▸ **WHAT IS EXPECTED**
Set down each line of the material that follows, exactly, with no pictures.

┌─ RECORDS SHOWN

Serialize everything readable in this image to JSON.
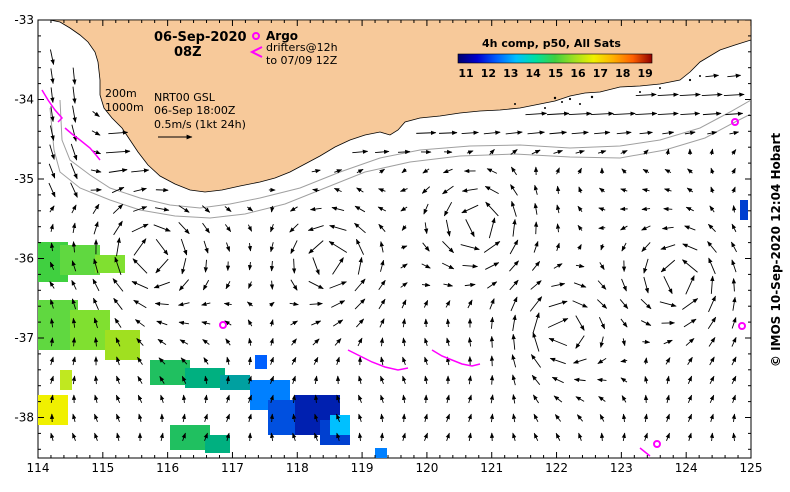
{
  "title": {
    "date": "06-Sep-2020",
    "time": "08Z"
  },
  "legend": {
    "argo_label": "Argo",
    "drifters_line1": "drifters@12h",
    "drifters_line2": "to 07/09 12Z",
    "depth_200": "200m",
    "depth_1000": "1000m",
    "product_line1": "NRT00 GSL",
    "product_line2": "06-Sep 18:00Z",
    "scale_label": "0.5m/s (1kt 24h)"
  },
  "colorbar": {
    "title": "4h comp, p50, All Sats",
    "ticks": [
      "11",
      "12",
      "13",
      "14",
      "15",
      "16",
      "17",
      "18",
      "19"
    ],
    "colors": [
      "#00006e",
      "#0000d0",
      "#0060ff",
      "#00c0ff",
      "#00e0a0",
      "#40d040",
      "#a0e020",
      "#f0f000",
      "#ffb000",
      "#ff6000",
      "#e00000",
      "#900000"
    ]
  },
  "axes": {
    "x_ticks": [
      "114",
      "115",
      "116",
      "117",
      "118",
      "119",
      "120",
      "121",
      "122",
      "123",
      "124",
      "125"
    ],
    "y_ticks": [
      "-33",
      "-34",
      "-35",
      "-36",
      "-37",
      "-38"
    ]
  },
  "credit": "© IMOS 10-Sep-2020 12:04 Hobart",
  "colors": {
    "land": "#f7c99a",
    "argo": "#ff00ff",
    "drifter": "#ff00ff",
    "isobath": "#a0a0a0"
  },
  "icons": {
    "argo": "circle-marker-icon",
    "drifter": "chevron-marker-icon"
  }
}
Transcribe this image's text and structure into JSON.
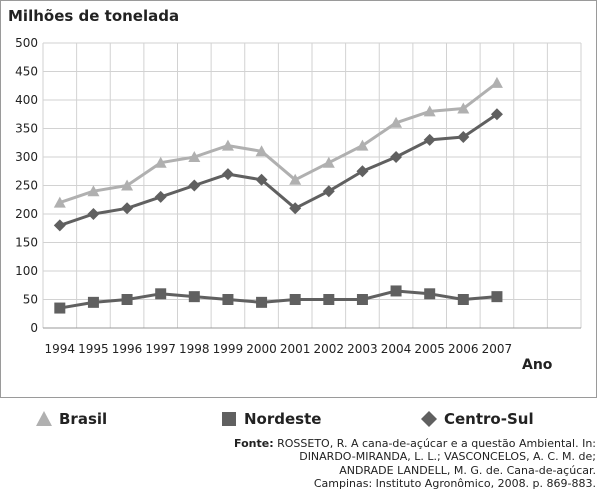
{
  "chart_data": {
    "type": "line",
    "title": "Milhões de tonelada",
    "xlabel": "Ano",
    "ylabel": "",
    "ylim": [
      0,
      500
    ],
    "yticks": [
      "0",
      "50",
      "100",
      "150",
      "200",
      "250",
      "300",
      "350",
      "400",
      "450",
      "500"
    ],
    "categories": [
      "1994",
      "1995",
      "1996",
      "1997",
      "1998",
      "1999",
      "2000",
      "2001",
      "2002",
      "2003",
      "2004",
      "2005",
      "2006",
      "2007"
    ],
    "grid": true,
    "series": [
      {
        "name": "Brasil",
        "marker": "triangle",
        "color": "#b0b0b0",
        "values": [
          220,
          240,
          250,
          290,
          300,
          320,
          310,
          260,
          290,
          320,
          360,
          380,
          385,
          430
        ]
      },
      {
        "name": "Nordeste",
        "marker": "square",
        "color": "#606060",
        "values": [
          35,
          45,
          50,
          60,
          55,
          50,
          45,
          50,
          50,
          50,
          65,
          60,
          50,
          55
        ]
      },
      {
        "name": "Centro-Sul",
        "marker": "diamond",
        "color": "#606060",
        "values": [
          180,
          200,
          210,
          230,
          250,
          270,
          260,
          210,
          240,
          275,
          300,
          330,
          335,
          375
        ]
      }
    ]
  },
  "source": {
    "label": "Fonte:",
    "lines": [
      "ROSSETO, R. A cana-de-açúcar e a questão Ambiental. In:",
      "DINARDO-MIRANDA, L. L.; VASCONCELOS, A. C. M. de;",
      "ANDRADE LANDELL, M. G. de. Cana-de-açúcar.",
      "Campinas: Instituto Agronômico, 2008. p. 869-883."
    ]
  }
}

└─

▸ **WRITTEN REPLY**
Serialize everything readable in this image to JSON.
{
  "title": {
    "date": "06-Sep-2020",
    "time": "08Z"
  },
  "legend": {
    "argo_label": "Argo",
    "drifters_line1": "drifters@12h",
    "drifters_line2": "to 07/09 12Z",
    "depth_200": "200m",
    "depth_1000": "1000m",
    "product_line1": "NRT00 GSL",
    "product_line2": "06-Sep 18:00Z",
    "scale_label": "0.5m/s (1kt 24h)"
  },
  "colorbar": {
    "title": "4h comp, p50, All Sats",
    "ticks": [
      "11",
      "12",
      "13",
      "14",
      "15",
      "16",
      "17",
      "18",
      "19"
    ],
    "colors": [
      "#00006e",
      "#0000d0",
      "#0060ff",
      "#00c0ff",
      "#00e0a0",
      "#40d040",
      "#a0e020",
      "#f0f000",
      "#ffb000",
      "#ff6000",
      "#e00000",
      "#900000"
    ]
  },
  "axes": {
    "x_ticks": [
      "114",
      "115",
      "116",
      "117",
      "118",
      "119",
      "120",
      "121",
      "122",
      "123",
      "124",
      "125"
    ],
    "y_ticks": [
      "-33",
      "-34",
      "-35",
      "-36",
      "-37",
      "-38"
    ]
  },
  "credit": "© IMOS 10-Sep-2020 12:04 Hobart",
  "colors": {
    "land": "#f7c99a",
    "argo": "#ff00ff",
    "drifter": "#ff00ff",
    "isobath": "#a0a0a0"
  },
  "icons": {
    "argo": "circle-marker-icon",
    "drifter": "chevron-marker-icon"
  }
}
Transcribe this image's text and structure into JSON.
{
  "chart_data": {
    "type": "line",
    "title": "Milhões de tonelada",
    "xlabel": "Ano",
    "ylabel": "",
    "ylim": [
      0,
      500
    ],
    "yticks": [
      "0",
      "50",
      "100",
      "150",
      "200",
      "250",
      "300",
      "350",
      "400",
      "450",
      "500"
    ],
    "categories": [
      "1994",
      "1995",
      "1996",
      "1997",
      "1998",
      "1999",
      "2000",
      "2001",
      "2002",
      "2003",
      "2004",
      "2005",
      "2006",
      "2007"
    ],
    "grid": true,
    "series": [
      {
        "name": "Brasil",
        "marker": "triangle",
        "color": "#b0b0b0",
        "values": [
          220,
          240,
          250,
          290,
          300,
          320,
          310,
          260,
          290,
          320,
          360,
          380,
          385,
          430
        ]
      },
      {
        "name": "Nordeste",
        "marker": "square",
        "color": "#606060",
        "values": [
          35,
          45,
          50,
          60,
          55,
          50,
          45,
          50,
          50,
          50,
          65,
          60,
          50,
          55
        ]
      },
      {
        "name": "Centro-Sul",
        "marker": "diamond",
        "color": "#606060",
        "values": [
          180,
          200,
          210,
          230,
          250,
          270,
          260,
          210,
          240,
          275,
          300,
          330,
          335,
          375
        ]
      }
    ]
  },
  "source": {
    "label": "Fonte:",
    "lines": [
      "ROSSETO, R. A cana-de-açúcar e a questão Ambiental. In:",
      "DINARDO-MIRANDA, L. L.; VASCONCELOS, A. C. M. de;",
      "ANDRADE LANDELL, M. G. de. Cana-de-açúcar.",
      "Campinas: Instituto Agronômico, 2008. p. 869-883."
    ]
  }
}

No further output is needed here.